↓↓↓

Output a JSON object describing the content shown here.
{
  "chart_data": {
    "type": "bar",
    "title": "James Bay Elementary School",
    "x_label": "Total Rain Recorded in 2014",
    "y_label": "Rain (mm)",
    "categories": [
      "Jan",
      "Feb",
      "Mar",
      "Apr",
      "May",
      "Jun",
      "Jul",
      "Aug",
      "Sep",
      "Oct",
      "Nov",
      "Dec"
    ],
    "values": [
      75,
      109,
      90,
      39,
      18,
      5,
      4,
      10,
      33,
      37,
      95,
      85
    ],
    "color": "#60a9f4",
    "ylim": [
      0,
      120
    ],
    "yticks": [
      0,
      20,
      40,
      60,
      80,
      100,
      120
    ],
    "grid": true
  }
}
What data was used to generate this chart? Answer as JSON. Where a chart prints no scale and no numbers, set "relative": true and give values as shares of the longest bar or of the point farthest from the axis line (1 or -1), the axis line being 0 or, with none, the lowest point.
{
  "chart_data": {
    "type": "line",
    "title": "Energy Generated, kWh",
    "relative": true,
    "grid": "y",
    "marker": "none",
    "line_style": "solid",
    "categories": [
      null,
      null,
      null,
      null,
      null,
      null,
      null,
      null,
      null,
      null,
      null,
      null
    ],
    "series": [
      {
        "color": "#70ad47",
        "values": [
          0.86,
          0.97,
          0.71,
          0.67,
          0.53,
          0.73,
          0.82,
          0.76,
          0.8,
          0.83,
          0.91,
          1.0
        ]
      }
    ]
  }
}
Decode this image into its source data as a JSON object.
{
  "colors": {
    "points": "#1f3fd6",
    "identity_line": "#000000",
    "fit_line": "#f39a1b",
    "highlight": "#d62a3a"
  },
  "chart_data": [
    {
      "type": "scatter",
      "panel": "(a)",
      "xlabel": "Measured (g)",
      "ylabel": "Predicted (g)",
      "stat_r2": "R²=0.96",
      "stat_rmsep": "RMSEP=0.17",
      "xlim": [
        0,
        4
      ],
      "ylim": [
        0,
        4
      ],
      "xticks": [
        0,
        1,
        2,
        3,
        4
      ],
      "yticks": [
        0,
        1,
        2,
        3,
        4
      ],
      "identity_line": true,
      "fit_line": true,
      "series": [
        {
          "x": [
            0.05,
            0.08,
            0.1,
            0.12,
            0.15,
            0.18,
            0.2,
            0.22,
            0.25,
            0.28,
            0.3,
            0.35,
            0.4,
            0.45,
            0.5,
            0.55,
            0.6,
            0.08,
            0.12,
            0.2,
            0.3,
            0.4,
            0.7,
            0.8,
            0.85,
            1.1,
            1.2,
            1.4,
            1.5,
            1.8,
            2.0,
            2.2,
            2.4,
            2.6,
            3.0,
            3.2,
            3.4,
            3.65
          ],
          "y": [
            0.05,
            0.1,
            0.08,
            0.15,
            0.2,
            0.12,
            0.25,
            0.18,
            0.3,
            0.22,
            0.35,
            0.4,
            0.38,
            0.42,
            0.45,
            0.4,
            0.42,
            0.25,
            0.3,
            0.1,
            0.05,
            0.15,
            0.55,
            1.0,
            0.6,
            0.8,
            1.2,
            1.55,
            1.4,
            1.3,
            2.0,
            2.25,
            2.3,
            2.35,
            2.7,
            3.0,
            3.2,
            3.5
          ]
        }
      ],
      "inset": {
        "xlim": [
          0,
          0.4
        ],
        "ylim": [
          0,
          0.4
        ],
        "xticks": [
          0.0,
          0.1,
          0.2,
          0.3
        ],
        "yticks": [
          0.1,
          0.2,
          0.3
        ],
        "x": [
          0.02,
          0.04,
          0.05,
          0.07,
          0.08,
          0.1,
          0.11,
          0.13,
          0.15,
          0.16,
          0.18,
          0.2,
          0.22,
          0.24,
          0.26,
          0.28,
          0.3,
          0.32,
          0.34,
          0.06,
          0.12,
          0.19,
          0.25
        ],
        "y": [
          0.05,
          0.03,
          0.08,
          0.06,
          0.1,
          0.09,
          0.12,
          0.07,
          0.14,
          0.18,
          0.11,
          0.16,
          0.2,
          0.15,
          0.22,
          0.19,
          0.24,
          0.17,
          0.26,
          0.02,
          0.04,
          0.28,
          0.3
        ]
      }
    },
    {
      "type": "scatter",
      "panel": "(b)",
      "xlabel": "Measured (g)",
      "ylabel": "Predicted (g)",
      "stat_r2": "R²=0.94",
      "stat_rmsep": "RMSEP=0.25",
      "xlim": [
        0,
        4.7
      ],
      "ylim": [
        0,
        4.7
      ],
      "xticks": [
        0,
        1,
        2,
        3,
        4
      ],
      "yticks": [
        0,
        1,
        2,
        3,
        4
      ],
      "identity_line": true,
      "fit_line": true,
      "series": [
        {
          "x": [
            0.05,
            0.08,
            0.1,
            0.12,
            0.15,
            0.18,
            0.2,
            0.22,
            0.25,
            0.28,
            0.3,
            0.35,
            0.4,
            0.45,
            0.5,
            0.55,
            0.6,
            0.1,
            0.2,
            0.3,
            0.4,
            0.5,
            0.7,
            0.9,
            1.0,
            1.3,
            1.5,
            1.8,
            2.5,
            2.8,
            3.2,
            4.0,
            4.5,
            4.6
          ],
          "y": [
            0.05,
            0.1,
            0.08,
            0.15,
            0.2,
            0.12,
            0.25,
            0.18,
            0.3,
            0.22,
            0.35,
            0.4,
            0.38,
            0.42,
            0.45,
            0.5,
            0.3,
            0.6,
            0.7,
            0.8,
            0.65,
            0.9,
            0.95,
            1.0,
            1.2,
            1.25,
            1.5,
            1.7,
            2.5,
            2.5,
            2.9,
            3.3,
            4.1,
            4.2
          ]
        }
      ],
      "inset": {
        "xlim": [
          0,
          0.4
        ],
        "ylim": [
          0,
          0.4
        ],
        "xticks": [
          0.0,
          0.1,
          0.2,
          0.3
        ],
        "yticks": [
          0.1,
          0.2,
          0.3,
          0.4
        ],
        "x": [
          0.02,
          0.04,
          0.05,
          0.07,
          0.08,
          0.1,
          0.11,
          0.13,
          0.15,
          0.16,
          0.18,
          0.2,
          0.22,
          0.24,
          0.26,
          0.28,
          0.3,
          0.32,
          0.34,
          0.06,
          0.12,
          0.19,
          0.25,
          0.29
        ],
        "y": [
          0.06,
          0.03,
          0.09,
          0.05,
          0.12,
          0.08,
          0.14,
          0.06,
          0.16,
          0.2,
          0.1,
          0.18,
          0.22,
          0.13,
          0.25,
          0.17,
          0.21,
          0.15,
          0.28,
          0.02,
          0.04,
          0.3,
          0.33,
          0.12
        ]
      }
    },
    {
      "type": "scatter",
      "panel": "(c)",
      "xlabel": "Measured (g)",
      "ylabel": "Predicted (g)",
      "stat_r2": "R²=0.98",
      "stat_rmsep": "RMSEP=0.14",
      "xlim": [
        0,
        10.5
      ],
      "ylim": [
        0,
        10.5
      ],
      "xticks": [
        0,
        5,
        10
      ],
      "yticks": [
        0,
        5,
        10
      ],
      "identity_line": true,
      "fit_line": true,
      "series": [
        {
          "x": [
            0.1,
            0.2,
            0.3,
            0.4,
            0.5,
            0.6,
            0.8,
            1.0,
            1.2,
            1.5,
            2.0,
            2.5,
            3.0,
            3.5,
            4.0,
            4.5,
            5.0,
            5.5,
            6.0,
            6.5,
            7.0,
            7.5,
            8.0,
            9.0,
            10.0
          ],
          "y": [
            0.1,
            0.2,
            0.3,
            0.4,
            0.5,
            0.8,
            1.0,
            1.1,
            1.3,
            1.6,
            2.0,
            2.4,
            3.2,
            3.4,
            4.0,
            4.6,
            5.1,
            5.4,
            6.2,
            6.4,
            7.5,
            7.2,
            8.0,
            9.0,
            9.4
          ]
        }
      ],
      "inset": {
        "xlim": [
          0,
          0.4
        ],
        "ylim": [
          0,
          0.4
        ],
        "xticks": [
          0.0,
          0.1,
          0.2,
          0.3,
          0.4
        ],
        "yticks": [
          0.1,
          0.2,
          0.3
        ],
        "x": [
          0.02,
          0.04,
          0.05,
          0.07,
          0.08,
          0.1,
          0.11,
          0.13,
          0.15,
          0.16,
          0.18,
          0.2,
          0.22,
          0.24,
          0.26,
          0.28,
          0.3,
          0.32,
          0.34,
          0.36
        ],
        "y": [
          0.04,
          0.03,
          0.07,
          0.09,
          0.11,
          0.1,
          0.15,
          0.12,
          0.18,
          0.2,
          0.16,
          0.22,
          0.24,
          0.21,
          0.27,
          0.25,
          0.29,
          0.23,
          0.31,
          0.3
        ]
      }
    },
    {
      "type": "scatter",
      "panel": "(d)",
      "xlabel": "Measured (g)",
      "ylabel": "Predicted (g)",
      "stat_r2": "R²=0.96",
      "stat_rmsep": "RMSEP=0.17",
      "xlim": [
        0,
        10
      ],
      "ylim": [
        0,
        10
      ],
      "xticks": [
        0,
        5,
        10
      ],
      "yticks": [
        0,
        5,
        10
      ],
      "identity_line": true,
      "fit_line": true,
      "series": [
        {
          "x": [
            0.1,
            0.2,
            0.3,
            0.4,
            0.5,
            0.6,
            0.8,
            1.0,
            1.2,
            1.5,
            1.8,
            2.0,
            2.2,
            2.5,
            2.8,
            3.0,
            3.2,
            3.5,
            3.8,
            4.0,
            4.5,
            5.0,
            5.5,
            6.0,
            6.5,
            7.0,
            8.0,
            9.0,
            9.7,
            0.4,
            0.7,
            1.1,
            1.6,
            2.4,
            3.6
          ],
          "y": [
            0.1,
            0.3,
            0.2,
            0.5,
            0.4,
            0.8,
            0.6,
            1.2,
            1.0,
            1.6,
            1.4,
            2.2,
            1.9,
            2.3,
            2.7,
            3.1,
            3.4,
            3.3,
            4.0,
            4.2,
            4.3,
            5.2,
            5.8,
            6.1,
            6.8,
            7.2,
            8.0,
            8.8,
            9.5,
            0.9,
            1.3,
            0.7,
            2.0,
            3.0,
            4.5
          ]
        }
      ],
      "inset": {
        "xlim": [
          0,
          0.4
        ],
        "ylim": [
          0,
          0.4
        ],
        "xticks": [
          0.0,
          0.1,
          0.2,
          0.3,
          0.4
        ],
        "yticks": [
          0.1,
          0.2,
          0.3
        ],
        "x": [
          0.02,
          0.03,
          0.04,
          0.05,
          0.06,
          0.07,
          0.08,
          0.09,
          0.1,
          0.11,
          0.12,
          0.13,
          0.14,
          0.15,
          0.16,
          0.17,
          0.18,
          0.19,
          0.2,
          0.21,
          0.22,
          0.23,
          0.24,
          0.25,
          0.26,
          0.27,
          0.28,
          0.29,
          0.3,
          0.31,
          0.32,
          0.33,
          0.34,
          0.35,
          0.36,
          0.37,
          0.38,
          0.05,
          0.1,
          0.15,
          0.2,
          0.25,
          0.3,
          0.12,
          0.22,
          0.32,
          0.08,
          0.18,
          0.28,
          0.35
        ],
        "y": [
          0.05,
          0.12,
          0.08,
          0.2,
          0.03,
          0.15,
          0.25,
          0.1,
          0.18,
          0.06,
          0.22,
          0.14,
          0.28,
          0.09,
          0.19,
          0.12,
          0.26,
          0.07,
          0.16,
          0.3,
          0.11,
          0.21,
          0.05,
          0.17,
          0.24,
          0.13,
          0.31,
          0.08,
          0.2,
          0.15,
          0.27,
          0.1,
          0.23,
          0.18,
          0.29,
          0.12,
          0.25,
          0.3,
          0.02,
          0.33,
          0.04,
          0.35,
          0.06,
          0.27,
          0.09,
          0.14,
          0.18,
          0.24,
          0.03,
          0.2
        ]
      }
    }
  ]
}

↑↑↑

GIVEN TASK:
Identify the lines of the entries containing the string "this". Copy each such line.

EXPECTED OUTPUT:
What data was used to generate this chart? Answer as JSON. Where a chart prints no scale and no numbers, set "relative": true and give values as shares of the longest bar or of the point farthest from the axis line (1 or -1), the axis line being 0 or, with none, the lowest point.
Decode this image into its source data as a JSON object.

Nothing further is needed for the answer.